[THE REQUEST] Restate the whole listing word for word. Pictures are left out.
%%
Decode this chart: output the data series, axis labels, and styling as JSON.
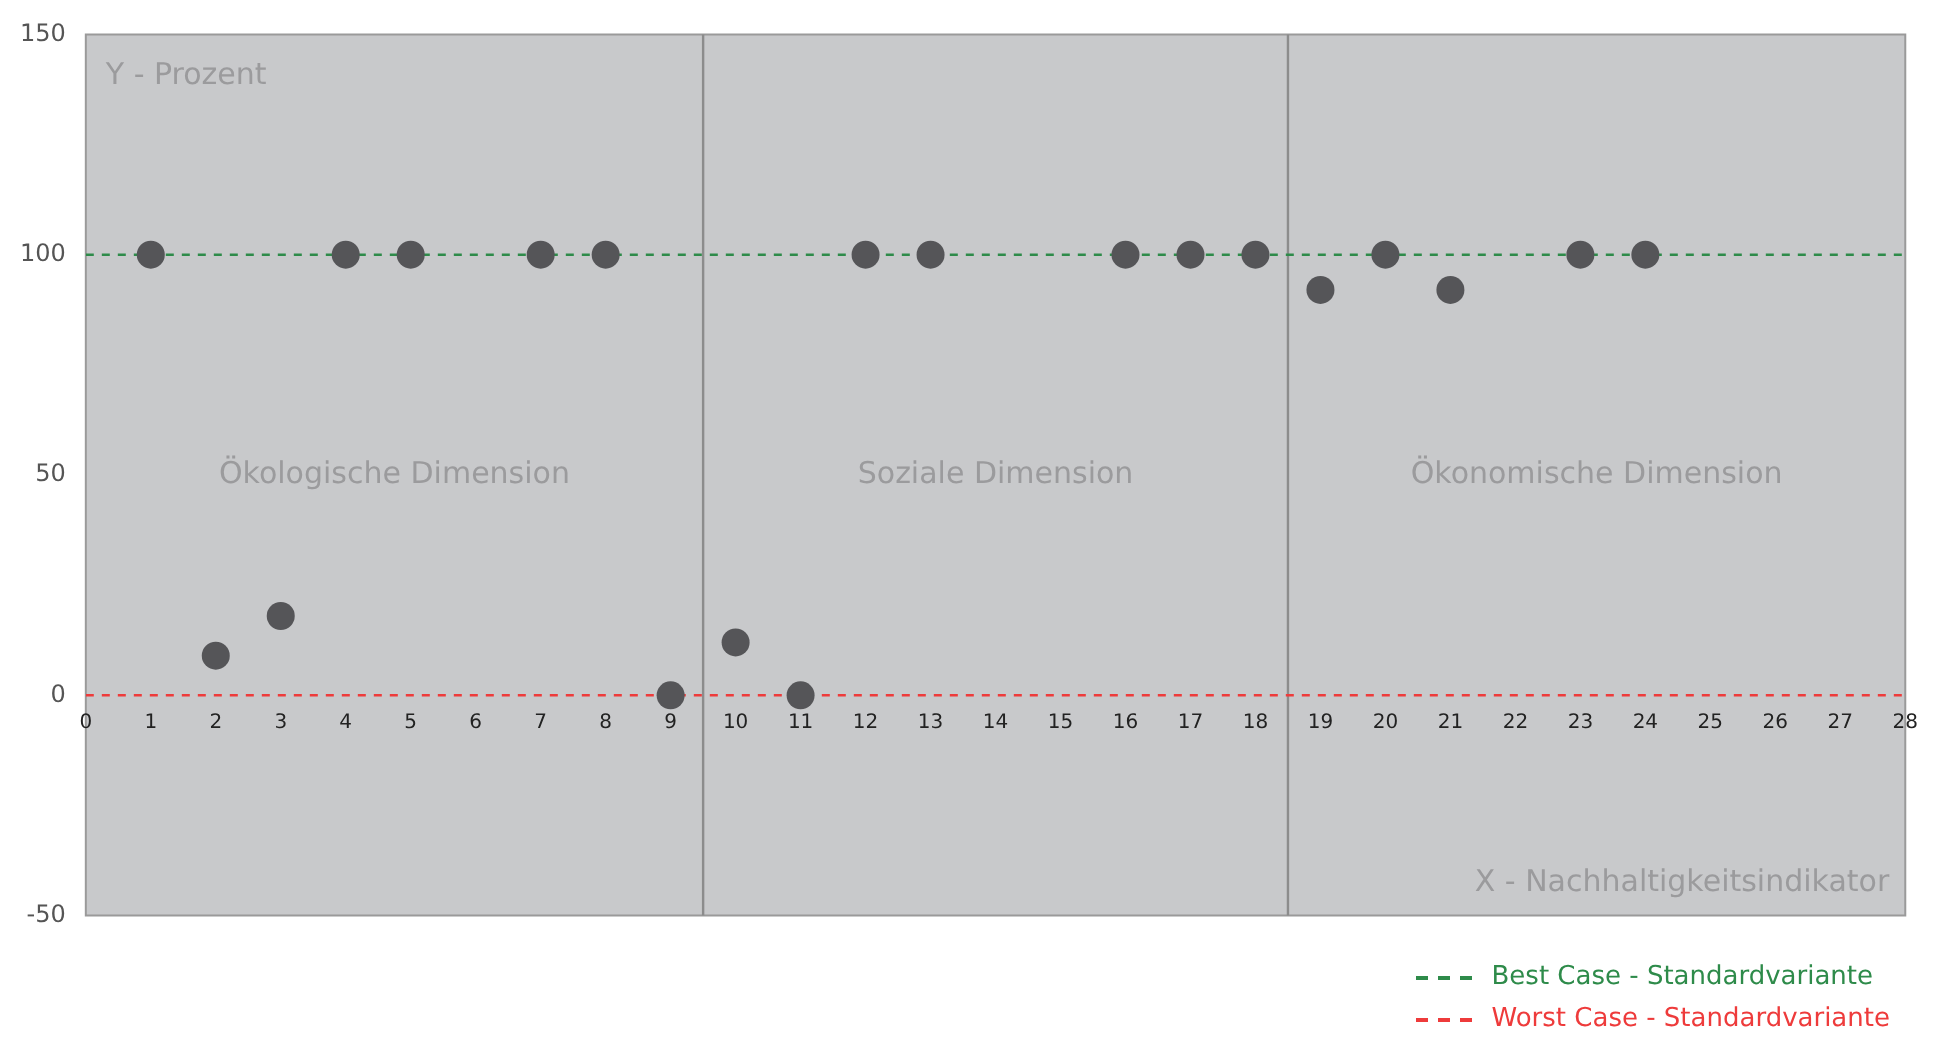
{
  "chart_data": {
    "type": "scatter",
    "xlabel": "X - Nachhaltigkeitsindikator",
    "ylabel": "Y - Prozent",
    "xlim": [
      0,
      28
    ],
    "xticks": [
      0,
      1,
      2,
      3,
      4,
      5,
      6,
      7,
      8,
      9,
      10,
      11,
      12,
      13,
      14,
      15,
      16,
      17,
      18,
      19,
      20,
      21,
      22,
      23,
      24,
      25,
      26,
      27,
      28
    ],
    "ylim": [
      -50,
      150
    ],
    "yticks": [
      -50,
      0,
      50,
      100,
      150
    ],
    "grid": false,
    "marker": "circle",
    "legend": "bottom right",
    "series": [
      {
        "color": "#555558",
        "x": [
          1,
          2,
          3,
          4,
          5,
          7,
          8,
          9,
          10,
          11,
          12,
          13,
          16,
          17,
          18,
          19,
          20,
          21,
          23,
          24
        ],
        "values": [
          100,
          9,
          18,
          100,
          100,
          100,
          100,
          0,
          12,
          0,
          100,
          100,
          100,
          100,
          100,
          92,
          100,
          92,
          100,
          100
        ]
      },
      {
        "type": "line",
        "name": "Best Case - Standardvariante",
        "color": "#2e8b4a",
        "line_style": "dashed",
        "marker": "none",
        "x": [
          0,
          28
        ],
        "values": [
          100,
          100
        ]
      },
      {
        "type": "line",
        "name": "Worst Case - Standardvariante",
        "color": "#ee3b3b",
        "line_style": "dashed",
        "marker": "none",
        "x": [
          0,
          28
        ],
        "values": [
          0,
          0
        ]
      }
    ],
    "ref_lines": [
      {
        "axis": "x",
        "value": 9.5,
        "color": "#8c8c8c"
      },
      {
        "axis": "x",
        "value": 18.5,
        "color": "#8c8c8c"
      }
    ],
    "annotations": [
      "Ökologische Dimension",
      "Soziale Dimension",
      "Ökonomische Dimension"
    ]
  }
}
%%
[SOLUTION BELOW]
Decode this chart: output the data series, axis labels, and styling as JSON.
{
  "chart_data": {
    "type": "scatter",
    "xlabel": "X - Nachhaltigkeitsindikator",
    "ylabel": "Y - Prozent",
    "xlim": [
      0,
      28
    ],
    "xticks": [
      0,
      1,
      2,
      3,
      4,
      5,
      6,
      7,
      8,
      9,
      10,
      11,
      12,
      13,
      14,
      15,
      16,
      17,
      18,
      19,
      20,
      21,
      22,
      23,
      24,
      25,
      26,
      27,
      28
    ],
    "ylim": [
      -50,
      150
    ],
    "yticks": [
      -50,
      0,
      50,
      100,
      150
    ],
    "grid": false,
    "marker": "circle",
    "legend": "bottom right",
    "series": [
      {
        "color": "#555558",
        "x": [
          1,
          2,
          3,
          4,
          5,
          7,
          8,
          9,
          10,
          11,
          12,
          13,
          16,
          17,
          18,
          19,
          20,
          21,
          23,
          24
        ],
        "values": [
          100,
          9,
          18,
          100,
          100,
          100,
          100,
          0,
          12,
          0,
          100,
          100,
          100,
          100,
          100,
          92,
          100,
          92,
          100,
          100
        ]
      },
      {
        "type": "line",
        "name": "Best Case - Standardvariante",
        "color": "#2e8b4a",
        "line_style": "dashed",
        "marker": "none",
        "x": [
          0,
          28
        ],
        "values": [
          100,
          100
        ]
      },
      {
        "type": "line",
        "name": "Worst Case - Standardvariante",
        "color": "#ee3b3b",
        "line_style": "dashed",
        "marker": "none",
        "x": [
          0,
          28
        ],
        "values": [
          0,
          0
        ]
      }
    ],
    "ref_lines": [
      {
        "axis": "x",
        "value": 9.5,
        "color": "#8c8c8c"
      },
      {
        "axis": "x",
        "value": 18.5,
        "color": "#8c8c8c"
      }
    ],
    "annotations": [
      "Ökologische Dimension",
      "Soziale Dimension",
      "Ökonomische Dimension"
    ]
  }
}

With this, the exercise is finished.